═════ INPUT RECORDS
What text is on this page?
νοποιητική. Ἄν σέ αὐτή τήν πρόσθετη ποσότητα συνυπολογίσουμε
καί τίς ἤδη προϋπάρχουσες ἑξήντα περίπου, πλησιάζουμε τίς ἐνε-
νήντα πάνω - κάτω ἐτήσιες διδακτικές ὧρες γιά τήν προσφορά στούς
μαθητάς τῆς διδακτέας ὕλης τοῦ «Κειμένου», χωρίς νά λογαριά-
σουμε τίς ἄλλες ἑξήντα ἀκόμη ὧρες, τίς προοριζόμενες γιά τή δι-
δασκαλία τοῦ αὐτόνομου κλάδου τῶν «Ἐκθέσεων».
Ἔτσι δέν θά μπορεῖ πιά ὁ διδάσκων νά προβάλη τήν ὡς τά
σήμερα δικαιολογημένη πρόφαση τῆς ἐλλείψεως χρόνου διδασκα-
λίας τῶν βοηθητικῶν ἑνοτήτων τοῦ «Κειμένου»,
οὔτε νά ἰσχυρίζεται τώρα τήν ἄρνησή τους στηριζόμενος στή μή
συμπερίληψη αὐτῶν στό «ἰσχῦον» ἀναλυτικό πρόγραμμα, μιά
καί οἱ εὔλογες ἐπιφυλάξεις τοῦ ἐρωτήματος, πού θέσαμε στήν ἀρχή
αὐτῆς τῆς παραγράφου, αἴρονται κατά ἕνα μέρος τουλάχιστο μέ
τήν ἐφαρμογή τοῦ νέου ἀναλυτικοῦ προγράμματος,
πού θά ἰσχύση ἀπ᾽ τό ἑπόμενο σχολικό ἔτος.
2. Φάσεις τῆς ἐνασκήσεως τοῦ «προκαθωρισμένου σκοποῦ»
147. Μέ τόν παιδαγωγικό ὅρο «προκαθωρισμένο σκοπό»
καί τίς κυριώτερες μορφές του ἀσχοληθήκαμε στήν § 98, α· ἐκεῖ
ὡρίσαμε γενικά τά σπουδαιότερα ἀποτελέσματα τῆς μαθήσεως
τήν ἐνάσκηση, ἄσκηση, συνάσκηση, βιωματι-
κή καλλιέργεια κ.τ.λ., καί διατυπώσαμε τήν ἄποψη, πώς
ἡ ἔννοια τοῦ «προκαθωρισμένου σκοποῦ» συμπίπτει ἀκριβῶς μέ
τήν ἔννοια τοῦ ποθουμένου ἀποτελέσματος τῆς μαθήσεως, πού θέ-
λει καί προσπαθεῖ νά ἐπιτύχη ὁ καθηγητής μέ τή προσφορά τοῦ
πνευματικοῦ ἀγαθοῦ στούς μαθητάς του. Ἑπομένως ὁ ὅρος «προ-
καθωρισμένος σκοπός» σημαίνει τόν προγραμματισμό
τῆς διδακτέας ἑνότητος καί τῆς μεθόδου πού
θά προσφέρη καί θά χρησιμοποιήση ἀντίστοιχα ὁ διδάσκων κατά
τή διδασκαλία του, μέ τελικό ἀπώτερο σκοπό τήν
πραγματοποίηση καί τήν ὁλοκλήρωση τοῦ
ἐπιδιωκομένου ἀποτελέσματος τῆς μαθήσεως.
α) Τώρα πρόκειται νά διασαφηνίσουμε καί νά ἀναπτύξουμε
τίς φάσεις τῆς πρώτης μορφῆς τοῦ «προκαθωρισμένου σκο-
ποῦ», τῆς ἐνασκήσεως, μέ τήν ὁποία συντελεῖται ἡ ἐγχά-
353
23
══════════
Write out every entry verbatim.

● RESPONSE TO THIS TASK:
What text is on this page?
νοποιητική. Ἄν σέ αὐτή τήν πρόσθετη ποσότητα συνυπολογίσουμε
καί τίς ἤδη προϋπάρχουσες ἑξήντα περίπου, πλησιάζουμε τίς ἐνε-
νήντα πάνω - κάτω ἐτήσιες διδακτικές ὧρες γιά τήν προσφορά στούς
μαθητάς τῆς διδακτέας ὕλης τοῦ «Κειμένου», χωρίς νά λογαριά-
σουμε τίς ἄλλες ἑξήντα ἀκόμη ὧρες, τίς προοριζόμενες γιά τή δι-
δασκαλία τοῦ αὐτόνομου κλάδου τῶν «Ἐκθέσεων».
Ἔτσι δέν θά μπορεῖ πιά ὁ διδάσκων νά προβάλη τήν ὡς τά
σήμερα δικαιολογημένη πρόφαση τῆς ἐλλείψεως χρόνου διδασκα-
λίας τῶν βοηθητικῶν ἑνοτήτων τοῦ «Κειμένου»,
οὔτε νά ἰσχυρίζεται τώρα τήν ἄρνησή τους στηριζόμενος στή μή
συμπερίληψη αὐτῶν στό «ἰσχῦον» ἀναλυτικό πρόγραμμα, μιά
καί οἱ εὔλογες ἐπιφυλάξεις τοῦ ἐρωτήματος, πού θέσαμε στήν ἀρχή
αὐτῆς τῆς παραγράφου, αἴρονται κατά ἕνα μέρος τουλάχιστο μέ
τήν ἐφαρμογή τοῦ νέου ἀναλυτικοῦ προγράμματος,
πού θά ἰσχύση ἀπ᾽ τό ἑπόμενο σχολικό ἔτος.
2. Φάσεις τῆς ἐνασκήσεως τοῦ «προκαθωρισμένου σκοποῦ»
147. Μέ τόν παιδαγωγικό ὅρο «προκαθωρισμένο σκοπό»
καί τίς κυριώτερες μορφές του ἀσχοληθήκαμε στήν § 98, α· ἐκεῖ
ὡρίσαμε γενικά τά σπουδαιότερα ἀποτελέσματα τῆς μαθήσεως
τήν ἐνάσκηση, ἄσκηση, συνάσκηση, βιωματι-
κή καλλιέργεια κ.τ.λ., καί διατυπώσαμε τήν ἄποψη, πώς
ἡ ἔννοια τοῦ «προκαθωρισμένου σκοποῦ» συμπίπτει ἀκριβῶς μέ
τήν ἔννοια τοῦ ποθουμένου ἀποτελέσματος τῆς μαθήσεως, πού θέ-
λει καί προσπαθεῖ νά ἐπιτύχη ὁ καθηγητής μέ τή προσφορά τοῦ
πνευματικοῦ ἀγαθοῦ στούς μαθητάς του. Ἑπομένως ὁ ὅρος «προ-
καθωρισμένος σκοπός» σημαίνει τόν προγραμματισμό
τῆς διδακτέας ἑνότητος καί τῆς μεθόδου πού
θά προσφέρη καί θά χρησιμοποιήση ἀντίστοιχα ὁ διδάσκων κατά
τή διδασκαλία του, μέ τελικό ἀπώτερο σκοπό τήν
πραγματοποίηση καί τήν ὁλοκλήρωση τοῦ
ἐπιδιωκομένου ἀποτελέσματος τῆς μαθήσεως.
α) Τώρα πρόκειται νά διασαφηνίσουμε καί νά ἀναπτύξουμε
τίς φάσεις τῆς πρώτης μορφῆς τοῦ «προκαθωρισμένου σκο-
ποῦ», τῆς ἐνασκήσεως, μέ τήν ὁποία συντελεῖται ἡ ἐγχά-
353
23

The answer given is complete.